Requirements: Reproduce the records that follow in full, excluding any picture they contain.
__________
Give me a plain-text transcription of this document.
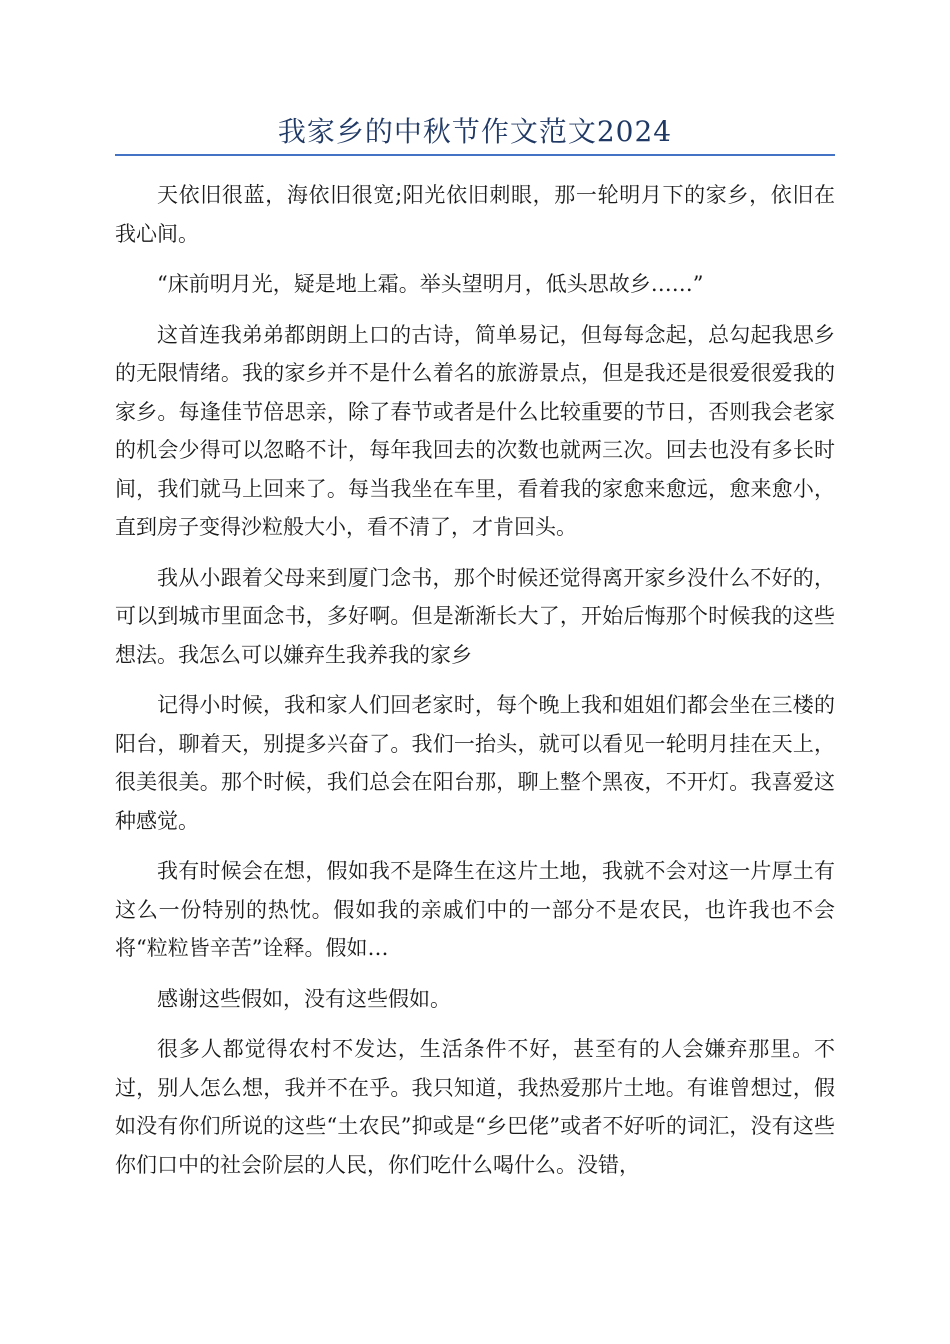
我家乡的中秋节作文范文2024

天依旧很蓝，海依旧很宽;阳光依旧刺眼，那一轮明月下的家乡，依旧在我心间。

“床前明月光，疑是地上霜。举头望明月，低头思故乡……”

这首连我弟弟都朗朗上口的古诗，简单易记，但每每念起，总勾起我思乡的无限情绪。我的家乡并不是什么着名的旅游景点，但是我还是很爱很爱我的家乡。每逢佳节倍思亲，除了春节或者是什么比较重要的节日，否则我会老家的机会少得可以忽略不计，每年我回去的次数也就两三次。回去也没有多长时间，我们就马上回来了。每当我坐在车里，看着我的家愈来愈远，愈来愈小，直到房子变得沙粒般大小，看不清了，才肯回头。

我从小跟着父母来到厦门念书，那个时候还觉得离开家乡没什么不好的，可以到城市里面念书，多好啊。但是渐渐长大了，开始后悔那个时候我的这些想法。我怎么可以嫌弃生我养我的家乡

记得小时候，我和家人们回老家时，每个晚上我和姐姐们都会坐在三楼的阳台，聊着天，别提多兴奋了。我们一抬头，就可以看见一轮明月挂在天上，很美很美。那个时候，我们总会在阳台那，聊上整个黑夜，不开灯。我喜爱这种感觉。

我有时候会在想，假如我不是降生在这片土地，我就不会对这一片厚土有这么一份特别的热忱。假如我的亲戚们中的一部分不是农民，也许我也不会将“粒粒皆辛苦”诠释。假如…

感谢这些假如，没有这些假如。

很多人都觉得农村不发达，生活条件不好，甚至有的人会嫌弃那里。不过，别人怎么想，我并不在乎。我只知道，我热爱那片土地。有谁曾想过，假如没有你们所说的这些“土农民”抑或是“乡巴佬”或者不好听的词汇，没有这些你们口中的社会阶层的人民，你们吃什么喝什么。没错，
__________
Solution for this task:
Give me a plain-text transcription of this document.
我家乡的中秋节作文范文2024

天依旧很蓝，海依旧很宽;阳光依旧刺眼，那一轮明月下的家乡，依旧在我心间。

“床前明月光，疑是地上霜。举头望明月，低头思故乡……”

这首连我弟弟都朗朗上口的古诗，简单易记，但每每念起，总勾起我思乡的无限情绪。我的家乡并不是什么着名的旅游景点，但是我还是很爱很爱我的家乡。每逢佳节倍思亲，除了春节或者是什么比较重要的节日，否则我会老家的机会少得可以忽略不计，每年我回去的次数也就两三次。回去也没有多长时间，我们就马上回来了。每当我坐在车里，看着我的家愈来愈远，愈来愈小，直到房子变得沙粒般大小，看不清了，才肯回头。

我从小跟着父母来到厦门念书，那个时候还觉得离开家乡没什么不好的，可以到城市里面念书，多好啊。但是渐渐长大了，开始后悔那个时候我的这些想法。我怎么可以嫌弃生我养我的家乡

记得小时候，我和家人们回老家时，每个晚上我和姐姐们都会坐在三楼的阳台，聊着天，别提多兴奋了。我们一抬头，就可以看见一轮明月挂在天上，很美很美。那个时候，我们总会在阳台那，聊上整个黑夜，不开灯。我喜爱这种感觉。

我有时候会在想，假如我不是降生在这片土地，我就不会对这一片厚土有这么一份特别的热忱。假如我的亲戚们中的一部分不是农民，也许我也不会将“粒粒皆辛苦”诠释。假如…

感谢这些假如，没有这些假如。

很多人都觉得农村不发达，生活条件不好，甚至有的人会嫌弃那里。不过，别人怎么想，我并不在乎。我只知道，我热爱那片土地。有谁曾想过，假如没有你们所说的这些“土农民”抑或是“乡巴佬”或者不好听的词汇，没有这些你们口中的社会阶层的人民，你们吃什么喝什么。没错，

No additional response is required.